↓↓↓

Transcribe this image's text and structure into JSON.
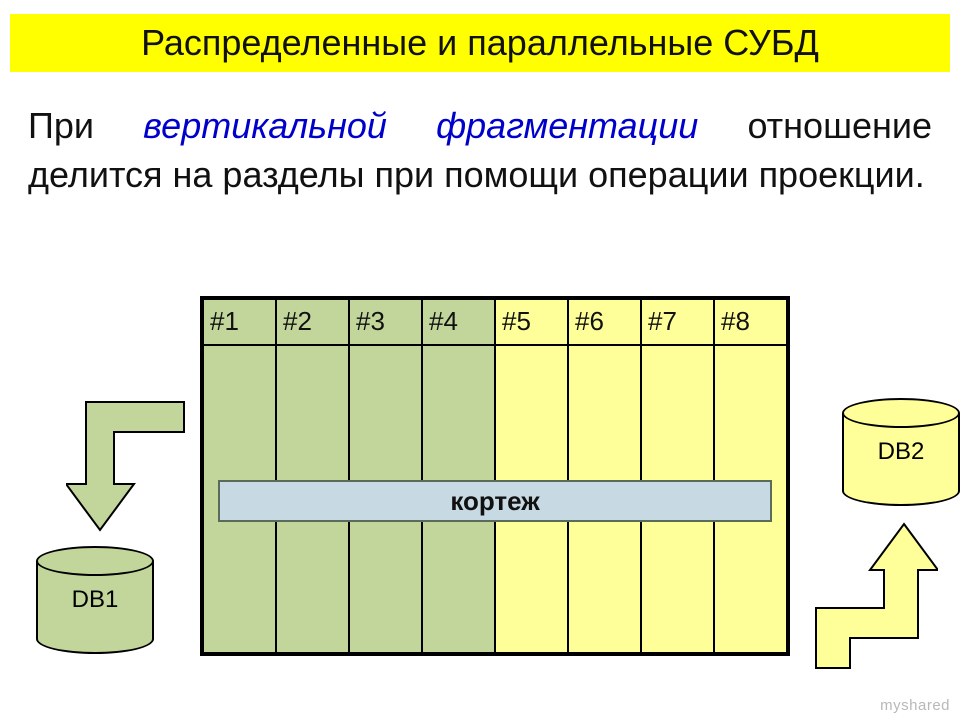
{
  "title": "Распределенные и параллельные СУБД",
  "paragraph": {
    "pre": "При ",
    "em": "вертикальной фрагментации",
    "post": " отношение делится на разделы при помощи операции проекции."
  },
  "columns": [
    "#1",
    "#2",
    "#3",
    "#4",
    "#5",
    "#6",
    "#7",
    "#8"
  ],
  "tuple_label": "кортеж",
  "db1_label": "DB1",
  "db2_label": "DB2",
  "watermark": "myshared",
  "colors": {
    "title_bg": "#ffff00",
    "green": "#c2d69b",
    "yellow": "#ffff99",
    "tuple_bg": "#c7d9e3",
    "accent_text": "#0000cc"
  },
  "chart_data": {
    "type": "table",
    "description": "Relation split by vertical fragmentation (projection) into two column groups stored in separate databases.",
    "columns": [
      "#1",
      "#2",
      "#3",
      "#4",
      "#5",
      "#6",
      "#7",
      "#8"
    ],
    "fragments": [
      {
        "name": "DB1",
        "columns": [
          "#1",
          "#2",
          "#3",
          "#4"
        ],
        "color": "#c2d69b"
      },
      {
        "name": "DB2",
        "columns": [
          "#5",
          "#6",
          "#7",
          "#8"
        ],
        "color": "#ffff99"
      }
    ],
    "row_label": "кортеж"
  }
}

↑↑↑
↓↓↓

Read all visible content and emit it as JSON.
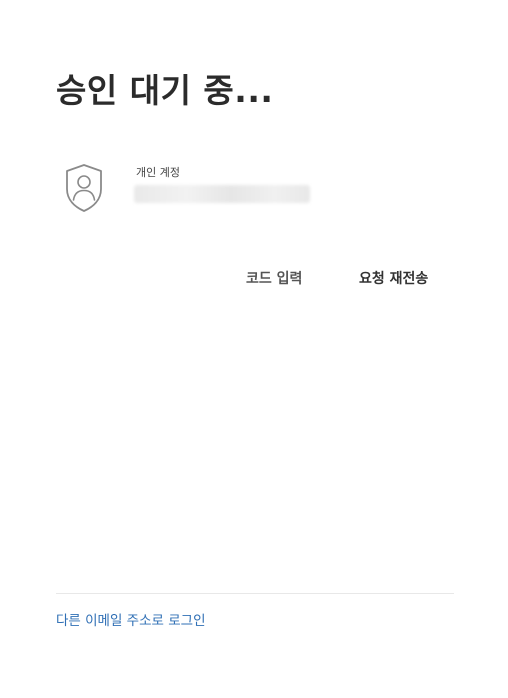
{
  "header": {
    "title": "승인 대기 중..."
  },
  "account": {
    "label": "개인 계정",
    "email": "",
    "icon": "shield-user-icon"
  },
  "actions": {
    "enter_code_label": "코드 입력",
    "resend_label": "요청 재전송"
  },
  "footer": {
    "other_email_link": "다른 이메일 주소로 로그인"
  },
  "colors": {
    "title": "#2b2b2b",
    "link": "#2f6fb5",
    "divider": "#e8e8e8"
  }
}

↑↑↑

* **EXERCISE INSTRUCTIONS**
Using the listing above, state the number of lines that hold "JSON", with no other text.

* **TASK SOLUTION**
2